» RECORDS SUPPLIED:
-- START --

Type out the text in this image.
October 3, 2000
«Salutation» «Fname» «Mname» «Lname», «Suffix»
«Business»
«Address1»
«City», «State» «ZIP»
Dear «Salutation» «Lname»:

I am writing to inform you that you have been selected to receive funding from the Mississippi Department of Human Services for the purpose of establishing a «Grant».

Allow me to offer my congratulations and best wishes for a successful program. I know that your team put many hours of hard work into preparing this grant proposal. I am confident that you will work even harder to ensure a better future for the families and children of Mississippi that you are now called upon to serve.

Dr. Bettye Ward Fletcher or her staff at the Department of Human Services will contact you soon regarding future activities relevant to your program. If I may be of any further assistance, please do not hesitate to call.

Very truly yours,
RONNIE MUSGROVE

-- END --

» WRITTEN TASK:
Copy whichever lines in the listing above contain the word "Lname".

» THE ANSWER:
«Salutation» «Fname» «Mname» «Lname», «Suffix»
Dear «Salutation» «Lname»:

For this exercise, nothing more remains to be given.